## Task:
Below is a block of records; return all of them exactly, but without the images.

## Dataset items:
--------------------

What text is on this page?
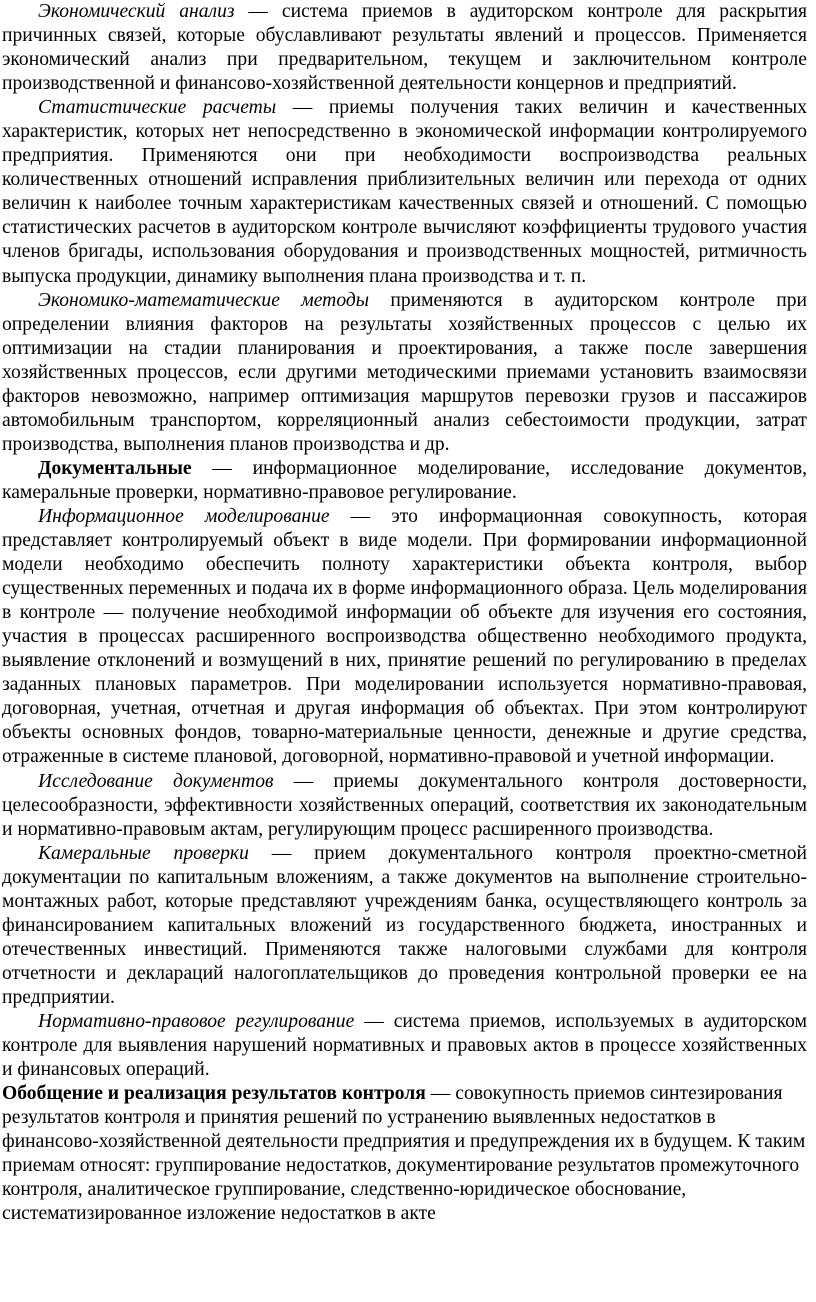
Экономический анализ — система приемов в аудиторском контроле для раскрытия причинных связей, которые обуславливают результаты явлений и процессов. Применяется экономический анализ при предварительном, текущем и заключительном контроле производственной и финансово-хозяйственной деятельности концернов и предприятий.

Статистические расчеты — приемы получения таких величин и качественных характеристик, которых нет непосредственно в экономической информации контролируемого предприятия. Применяются они при необходимости воспроизводства реальных количественных отношений исправления приблизительных величин или перехода от одних величин к наиболее точным характеристикам качественных связей и отношений. С помощью статистических расчетов в аудиторском контроле вычисляют коэффициенты трудового участия членов бригады, использования оборудования и производственных мощностей, ритмичность выпуска продукции, динамику выполнения плана производства и т. п.

Экономико-математические методы применяются в аудиторском контроле при определении влияния факторов на результаты хозяйственных процессов с целью их оптимизации на стадии планирования и проектирования, а также после завершения хозяйственных процессов, если другими методическими приемами установить взаимосвязи факторов невозможно, например оптимизация маршрутов перевозки грузов и пассажиров автомобильным транспортом, корреляционный анализ себестоимости продукции, затрат производства, выполнения планов производства и др.

Документальные — информационное моделирование, исследование документов, камеральные проверки, нормативно-правовое регулирование.

Информационное моделирование — это информационная совокупность, которая представляет контролируемый объект в виде модели. При формировании информационной модели необходимо обеспечить полноту характеристики объекта контроля, выбор существенных переменных и подача их в форме информационного образа. Цель моделирования в контроле — получение необходимой информации об объекте для изучения его состояния, участия в процессах расширенного воспроизводства общественно необходимого продукта, выявление отклонений и возмущений в них, принятие решений по регулированию в пределах заданных плановых параметров. При моделировании используется нормативно-правовая, договорная, учетная, отчетная и другая информация об объектах. При этом контролируют объекты основных фондов, товарно-материальные ценности, денежные и другие средства, отраженные в системе плановой, договорной, нормативно-правовой и учетной информации.

Исследование документов — приемы документального контроля достоверности, целесообразности, эффективности хозяйственных операций, соответствия их законодательным и нормативно-правовым актам, регулирующим процесс расширенного производства.

Камеральные проверки — прием документального контроля проектно-сметной документации по капитальным вложениям, а также документов на выполнение строительно-монтажных работ, которые представляют учреждениям банка, осуществляющего контроль за финансированием капитальных вложений из государственного бюджета, иностранных и отечественных инвестиций. Применяются также налоговыми службами для контроля отчетности и деклараций налогоплательщиков до проведения контрольной проверки ее на предприятии.

Нормативно-правовое регулирование — система приемов, используемых в аудиторском контроле для выявления нарушений нормативных и правовых актов в процессе хозяйственных и финансовых операций.

Обобщение и реализация результатов контроля — совокупность приемов синтезирования результатов контроля и принятия решений по устранению выявленных недостатков в финансово-хозяйственной деятельности предприятия и предупреждения их в будущем. К таким приемам относят: группирование недостатков, документирование результатов промежуточного контроля, аналитическое группирование, следственно-юридическое обоснование, систематизированное изложение недостатков в акте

--------------------

## Expected answer:
What text is on this page?
Экономический анализ — система приемов в аудиторском контроле для раскрытия причинных связей, которые обуславливают результаты явлений и процессов. Применяется экономический анализ при предварительном, текущем и заключительном контроле производственной и финансово-хозяйственной деятельности концернов и предприятий.

Статистические расчеты — приемы получения таких величин и качественных характеристик, которых нет непосредственно в экономической информации контролируемого предприятия. Применяются они при необходимости воспроизводства реальных количественных отношений исправления приблизительных величин или перехода от одних величин к наиболее точным характеристикам качественных связей и отношений. С помощью статистических расчетов в аудиторском контроле вычисляют коэффициенты трудового участия членов бригады, использования оборудования и производственных мощностей, ритмичность выпуска продукции, динамику выполнения плана производства и т. п.

Экономико-математические методы применяются в аудиторском контроле при определении влияния факторов на результаты хозяйственных процессов с целью их оптимизации на стадии планирования и проектирования, а также после завершения хозяйственных процессов, если другими методическими приемами установить взаимосвязи факторов невозможно, например оптимизация маршрутов перевозки грузов и пассажиров автомобильным транспортом, корреляционный анализ себестоимости продукции, затрат производства, выполнения планов производства и др.

Документальные — информационное моделирование, исследование документов, камеральные проверки, нормативно-правовое регулирование.

Информационное моделирование — это информационная совокупность, которая представляет контролируемый объект в виде модели. При формировании информационной модели необходимо обеспечить полноту характеристики объекта контроля, выбор существенных переменных и подача их в форме информационного образа. Цель моделирования в контроле — получение необходимой информации об объекте для изучения его состояния, участия в процессах расширенного воспроизводства общественно необходимого продукта, выявление отклонений и возмущений в них, принятие решений по регулированию в пределах заданных плановых параметров. При моделировании используется нормативно-правовая, договорная, учетная, отчетная и другая информация об объектах. При этом контролируют объекты основных фондов, товарно-материальные ценности, денежные и другие средства, отраженные в системе плановой, договорной, нормативно-правовой и учетной информации.

Исследование документов — приемы документального контроля достоверности, целесообразности, эффективности хозяйственных операций, соответствия их законодательным и нормативно-правовым актам, регулирующим процесс расширенного производства.

Камеральные проверки — прием документального контроля проектно-сметной документации по капитальным вложениям, а также документов на выполнение строительно-монтажных работ, которые представляют учреждениям банка, осуществляющего контроль за финансированием капитальных вложений из государственного бюджета, иностранных и отечественных инвестиций. Применяются также налоговыми службами для контроля отчетности и деклараций налогоплательщиков до проведения контрольной проверки ее на предприятии.

Нормативно-правовое регулирование — система приемов, используемых в аудиторском контроле для выявления нарушений нормативных и правовых актов в процессе хозяйственных и финансовых операций.

Обобщение и реализация результатов контроля — совокупность приемов синтезирования результатов контроля и принятия решений по устранению выявленных недостатков в финансово-хозяйственной деятельности предприятия и предупреждения их в будущем. К таким приемам относят: группирование недостатков, документирование результатов промежуточного контроля, аналитическое группирование, следственно-юридическое обоснование, систематизированное изложение недостатков в акте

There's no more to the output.